▶ [What you will do]
Retype, word for word, every line starting at the line with "Output a JSON" and ending with the final line of the entries; skip the pictures.

▶ [Input material]
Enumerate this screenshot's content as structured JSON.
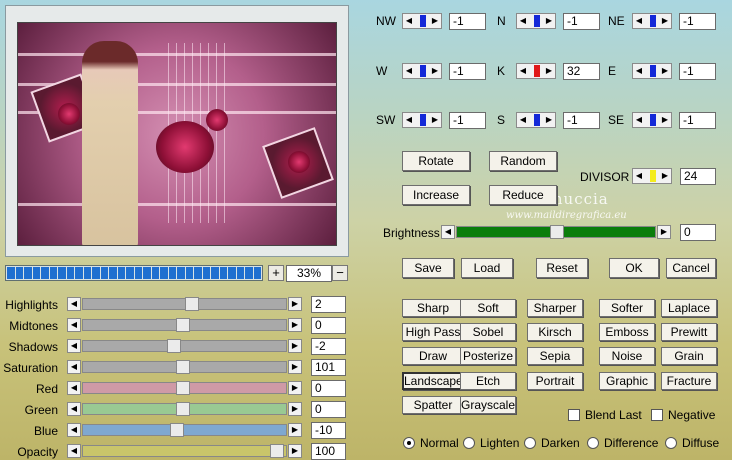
{
  "preview": {
    "zoom": "33%",
    "zoom_plus": "+",
    "zoom_minus": "−",
    "watermark_title": "Pinuccia",
    "watermark_url": "www.maildiregrafica.eu"
  },
  "directions": [
    {
      "id": "nw",
      "label": "NW",
      "value": "-1"
    },
    {
      "id": "n",
      "label": "N",
      "value": "-1"
    },
    {
      "id": "ne",
      "label": "NE",
      "value": "-1"
    },
    {
      "id": "w",
      "label": "W",
      "value": "-1"
    },
    {
      "id": "k",
      "label": "K",
      "value": "32"
    },
    {
      "id": "e",
      "label": "E",
      "value": "-1"
    },
    {
      "id": "sw",
      "label": "SW",
      "value": "-1"
    },
    {
      "id": "s",
      "label": "S",
      "value": "-1"
    },
    {
      "id": "se",
      "label": "SE",
      "value": "-1"
    }
  ],
  "actions": {
    "rotate": "Rotate",
    "random": "Random",
    "increase": "Increase",
    "reduce": "Reduce"
  },
  "divisor": {
    "label": "DIVISOR",
    "value": "24"
  },
  "brightness": {
    "label": "Brightness",
    "value": "0",
    "level": 0.5
  },
  "main_buttons": {
    "save": "Save",
    "load": "Load",
    "reset": "Reset",
    "ok": "OK",
    "cancel": "Cancel"
  },
  "adjustments": [
    {
      "id": "highlights",
      "label": "Highlights",
      "value": "2",
      "level": 0.55,
      "color": "#a9a9a9"
    },
    {
      "id": "midtones",
      "label": "Midtones",
      "value": "0",
      "level": 0.5,
      "color": "#a9a9a9"
    },
    {
      "id": "shadows",
      "label": "Shadows",
      "value": "-2",
      "level": 0.45,
      "color": "#a9a9a9"
    },
    {
      "id": "saturation",
      "label": "Saturation",
      "value": "101",
      "level": 0.5,
      "color": "#a9a9a9"
    },
    {
      "id": "red",
      "label": "Red",
      "value": "0",
      "level": 0.5,
      "color": "#cf9aa6"
    },
    {
      "id": "green",
      "label": "Green",
      "value": "0",
      "level": 0.5,
      "color": "#99c993"
    },
    {
      "id": "blue",
      "label": "Blue",
      "value": "-10",
      "level": 0.47,
      "color": "#7fa8d0"
    },
    {
      "id": "opacity",
      "label": "Opacity",
      "value": "100",
      "level": 1.0,
      "color": "#c9c56a"
    }
  ],
  "filters": [
    [
      "Sharp",
      "Soft",
      "Sharper",
      "Softer",
      "Laplace"
    ],
    [
      "High Pass",
      "Sobel",
      "Kirsch",
      "Emboss",
      "Prewitt"
    ],
    [
      "Draw",
      "Posterize",
      "Sepia",
      "Noise",
      "Grain"
    ],
    [
      "Landscape",
      "Etch",
      "Portrait",
      "Graphic",
      "Fracture"
    ],
    [
      "Spatter",
      "Grayscale"
    ]
  ],
  "options": {
    "blend_last": "Blend Last",
    "negative": "Negative"
  },
  "blend_modes": [
    "Normal",
    "Lighten",
    "Darken",
    "Difference",
    "Diffuse"
  ],
  "colors": {
    "indicator_blue": "#1428d8",
    "indicator_red": "#e01818",
    "indicator_yellow": "#f4ec1c",
    "brightness_track": "#0b7d0b"
  }
}
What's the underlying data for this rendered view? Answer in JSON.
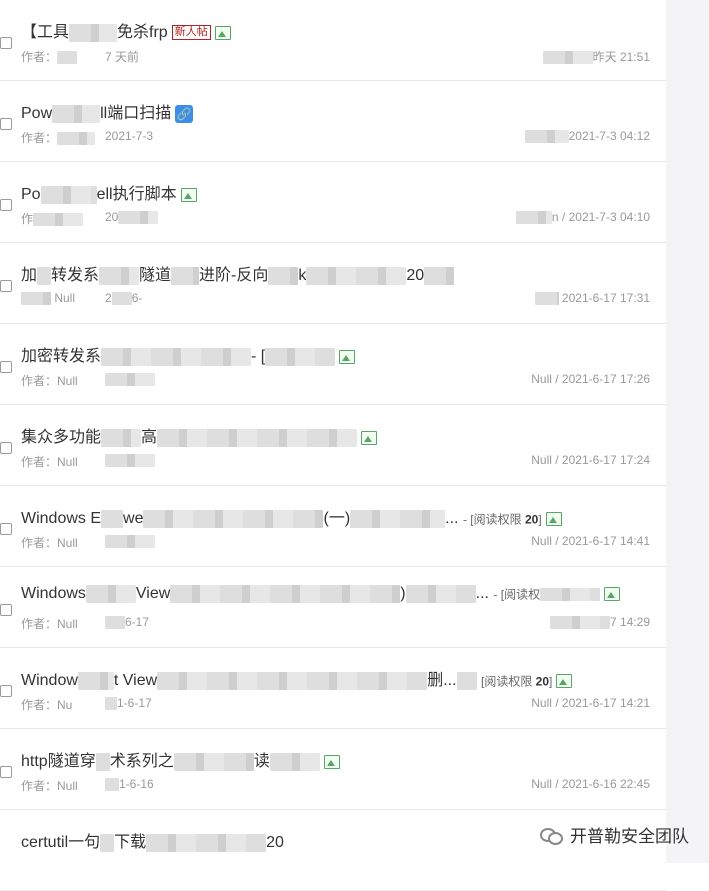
{
  "items": [
    {
      "title": "【工具",
      "title_tail": "免杀frp",
      "badge": "新人帖",
      "author_label": "作者：",
      "author": "",
      "date": "7 天前",
      "last": "昨天 21:51"
    },
    {
      "title": "Pow",
      "title_tail": "ll端口扫描",
      "author_label": "作者：",
      "author": "",
      "date": "2021-7-3",
      "last": "2021-7-3 04:12"
    },
    {
      "title": "Po",
      "title_tail": "ell执行脚本",
      "author_label": "作者：",
      "author": "",
      "date": "20",
      "last": "n / 2021-7-3 04:10"
    },
    {
      "title": "加",
      "title_tail": "转发系",
      "title_mid": "隧道",
      "title_end": "进阶-反向",
      "title_k": "k",
      "title_20": "20",
      "author_label": "作者：",
      "author": "Null",
      "date": "2",
      "date2": "6-",
      "last": "2021-6-17 17:31"
    },
    {
      "title": "加密转发系",
      "title_tail": "- [",
      "author_label": "作者：",
      "author": "Null",
      "date": "",
      "last": "Null / 2021-6-17 17:26"
    },
    {
      "title": "集众多功能",
      "title_tail": "高",
      "author_label": "作者：",
      "author": "Null",
      "date": "",
      "last": "Null / 2021-6-17 17:24"
    },
    {
      "title": "Windows E",
      "title_tail": "we",
      "title_mid": "(一)",
      "title_end": "...",
      "read_prefix": "- [阅读权限",
      "read_level": "20",
      "read_close": "]",
      "author_label": "作者：",
      "author": "Null",
      "date": "",
      "last": "Null / 2021-6-17 14:41"
    },
    {
      "title": "Windows",
      "title_tail": "View",
      "title_mid": ")",
      "title_end": "...",
      "read_prefix": "- [阅读权",
      "author_label": "作者：",
      "author": "Null",
      "date": "6-17",
      "last": "7 14:29"
    },
    {
      "title": "Window",
      "title_tail": "t View",
      "title_mid": "删...",
      "read_prefix": "[阅读权限",
      "read_level": "20",
      "read_close": "]",
      "author_label": "作者：",
      "author": "Nu",
      "date": "1-6-17",
      "last": "Null / 2021-6-17 14:21"
    },
    {
      "title": "http隧道穿",
      "title_tail": "术系列之",
      "title_mid": "读",
      "author_label": "作者：",
      "author": "Null",
      "date": "1-6-16",
      "last": "Null / 2021-6-16 22:45"
    },
    {
      "title": "certutil一句",
      "title_tail": "下载",
      "title_mid": "20"
    }
  ],
  "watermark": "开普勒安全团队"
}
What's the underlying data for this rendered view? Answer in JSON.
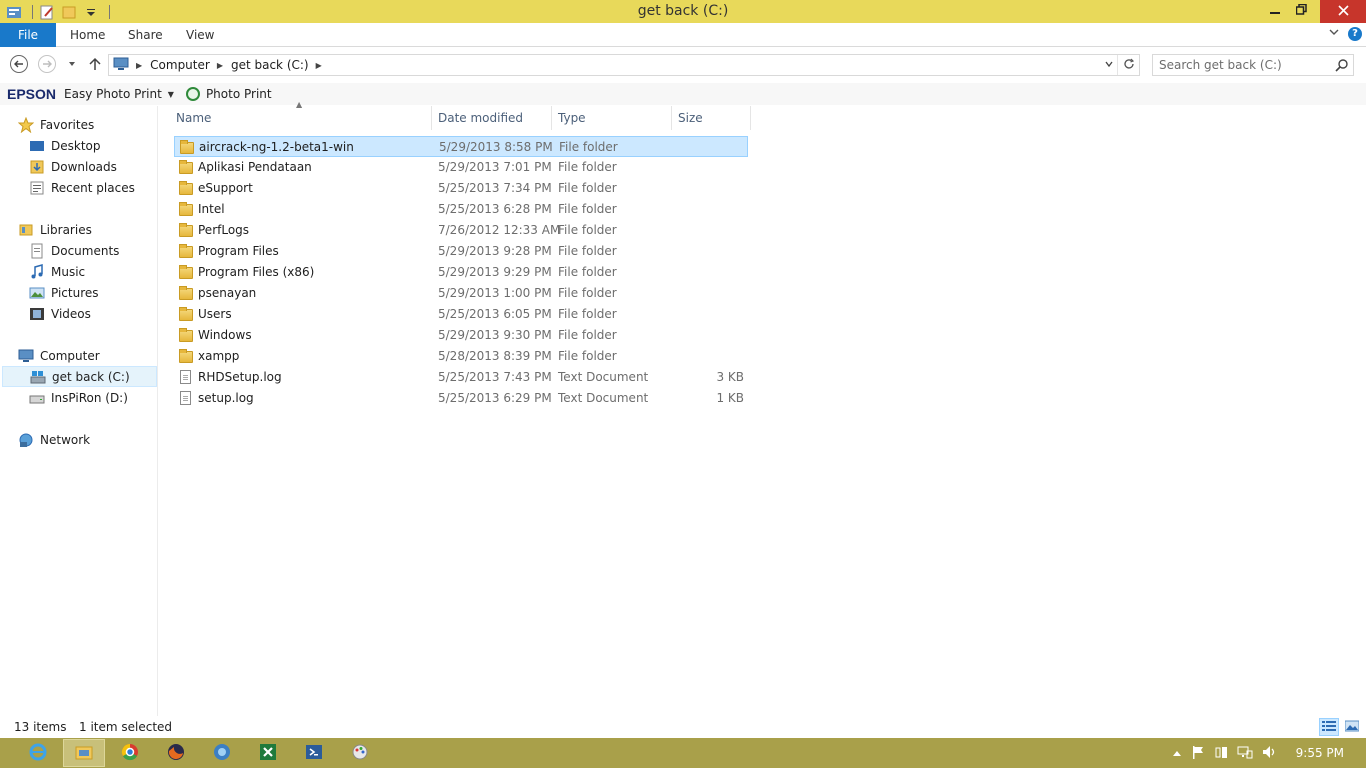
{
  "window": {
    "title": "get back (C:)",
    "accent": "#1979ca",
    "titlebar_color": "#e8d95a",
    "minimize_icon": "minimize-icon",
    "restore_icon": "restore-icon",
    "close_icon": "close-icon"
  },
  "ribbon": {
    "tabs": [
      {
        "label": "File"
      },
      {
        "label": "Home"
      },
      {
        "label": "Share"
      },
      {
        "label": "View"
      }
    ]
  },
  "address": {
    "path": [
      {
        "label": "Computer"
      },
      {
        "label": "get back (C:)"
      }
    ],
    "search_placeholder": "Search get back (C:)"
  },
  "epson": {
    "logo": "EPSON",
    "easy_photo_print": "Easy Photo Print",
    "photo_print": "Photo Print"
  },
  "sidebar": {
    "favorites": {
      "label": "Favorites",
      "items": [
        {
          "label": "Desktop"
        },
        {
          "label": "Downloads"
        },
        {
          "label": "Recent places"
        }
      ]
    },
    "libraries": {
      "label": "Libraries",
      "items": [
        {
          "label": "Documents"
        },
        {
          "label": "Music"
        },
        {
          "label": "Pictures"
        },
        {
          "label": "Videos"
        }
      ]
    },
    "computer": {
      "label": "Computer",
      "items": [
        {
          "label": "get back (C:)",
          "selected": true
        },
        {
          "label": "InsPiRon (D:)"
        }
      ]
    },
    "network": {
      "label": "Network"
    }
  },
  "columns": {
    "name": "Name",
    "date": "Date modified",
    "type": "Type",
    "size": "Size"
  },
  "files": [
    {
      "name": "aircrack-ng-1.2-beta1-win",
      "date": "5/29/2013 8:58 PM",
      "type": "File folder",
      "size": "",
      "kind": "folder",
      "selected": true
    },
    {
      "name": "Aplikasi Pendataan",
      "date": "5/29/2013 7:01 PM",
      "type": "File folder",
      "size": "",
      "kind": "folder"
    },
    {
      "name": "eSupport",
      "date": "5/25/2013 7:34 PM",
      "type": "File folder",
      "size": "",
      "kind": "folder"
    },
    {
      "name": "Intel",
      "date": "5/25/2013 6:28 PM",
      "type": "File folder",
      "size": "",
      "kind": "folder"
    },
    {
      "name": "PerfLogs",
      "date": "7/26/2012 12:33 AM",
      "type": "File folder",
      "size": "",
      "kind": "folder"
    },
    {
      "name": "Program Files",
      "date": "5/29/2013 9:28 PM",
      "type": "File folder",
      "size": "",
      "kind": "folder"
    },
    {
      "name": "Program Files (x86)",
      "date": "5/29/2013 9:29 PM",
      "type": "File folder",
      "size": "",
      "kind": "folder"
    },
    {
      "name": "psenayan",
      "date": "5/29/2013 1:00 PM",
      "type": "File folder",
      "size": "",
      "kind": "folder"
    },
    {
      "name": "Users",
      "date": "5/25/2013 6:05 PM",
      "type": "File folder",
      "size": "",
      "kind": "folder"
    },
    {
      "name": "Windows",
      "date": "5/29/2013 9:30 PM",
      "type": "File folder",
      "size": "",
      "kind": "folder"
    },
    {
      "name": "xampp",
      "date": "5/28/2013 8:39 PM",
      "type": "File folder",
      "size": "",
      "kind": "folder"
    },
    {
      "name": "RHDSetup.log",
      "date": "5/25/2013 7:43 PM",
      "type": "Text Document",
      "size": "3 KB",
      "kind": "doc"
    },
    {
      "name": "setup.log",
      "date": "5/25/2013 6:29 PM",
      "type": "Text Document",
      "size": "1 KB",
      "kind": "doc"
    }
  ],
  "status": {
    "count": "13 items",
    "selection": "1 item selected"
  },
  "taskbar": {
    "apps": [
      "ie-icon",
      "file-explorer-icon",
      "chrome-icon",
      "firefox-icon",
      "globe-icon",
      "excel-icon",
      "powershell-icon",
      "paint-icon"
    ],
    "clock": "9:55 PM"
  }
}
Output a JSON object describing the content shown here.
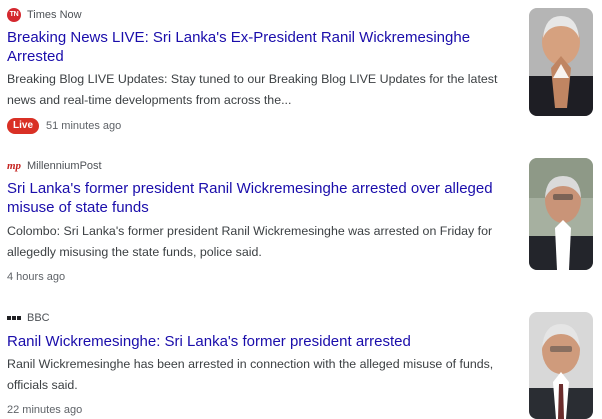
{
  "articles": [
    {
      "source": "Times Now",
      "source_icon": "times-now-logo-icon",
      "title": "Breaking News LIVE: Sri Lanka's Ex-President Ranil Wickremesinghe Arrested",
      "snippet": "Breaking Blog LIVE Updates: Stay tuned to our Breaking Blog LIVE Updates for the latest news and real-time developments from across the...",
      "badge": "Live",
      "time": "51 minutes ago"
    },
    {
      "source": "MillenniumPost",
      "source_icon": "millennium-post-logo-icon",
      "title": "Sri Lanka's former president Ranil Wickremesinghe arrested over alleged misuse of state funds",
      "snippet": "Colombo: Sri Lanka's former president Ranil Wickremesinghe was arrested on Friday for allegedly misusing the state funds, police said.",
      "time": "4 hours ago"
    },
    {
      "source": "BBC",
      "source_icon": "bbc-logo-icon",
      "title": "Ranil Wickremesinghe: Sri Lanka's former president arrested",
      "snippet": "Ranil Wickremesinghe has been arrested in connection with the alleged misuse of funds, officials said.",
      "time": "22 minutes ago"
    }
  ],
  "logo_texts": {
    "times_now": "TN",
    "millennium_post": "mp"
  },
  "colors": {
    "title_link": "#1a0dab",
    "live_badge": "#d93025",
    "times_now_brand": "#d4282f"
  }
}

▶ [Task response]
Output a JSON object describing the content shown here.
{
  "articles": [
    {
      "source": "Times Now",
      "source_icon": "times-now-logo-icon",
      "title": "Breaking News LIVE: Sri Lanka's Ex-President Ranil Wickremesinghe Arrested",
      "snippet": "Breaking Blog LIVE Updates: Stay tuned to our Breaking Blog LIVE Updates for the latest news and real-time developments from across the...",
      "badge": "Live",
      "time": "51 minutes ago"
    },
    {
      "source": "MillenniumPost",
      "source_icon": "millennium-post-logo-icon",
      "title": "Sri Lanka's former president Ranil Wickremesinghe arrested over alleged misuse of state funds",
      "snippet": "Colombo: Sri Lanka's former president Ranil Wickremesinghe was arrested on Friday for allegedly misusing the state funds, police said.",
      "time": "4 hours ago"
    },
    {
      "source": "BBC",
      "source_icon": "bbc-logo-icon",
      "title": "Ranil Wickremesinghe: Sri Lanka's former president arrested",
      "snippet": "Ranil Wickremesinghe has been arrested in connection with the alleged misuse of funds, officials said.",
      "time": "22 minutes ago"
    }
  ],
  "logo_texts": {
    "times_now": "TN",
    "millennium_post": "mp"
  },
  "colors": {
    "title_link": "#1a0dab",
    "live_badge": "#d93025",
    "times_now_brand": "#d4282f"
  }
}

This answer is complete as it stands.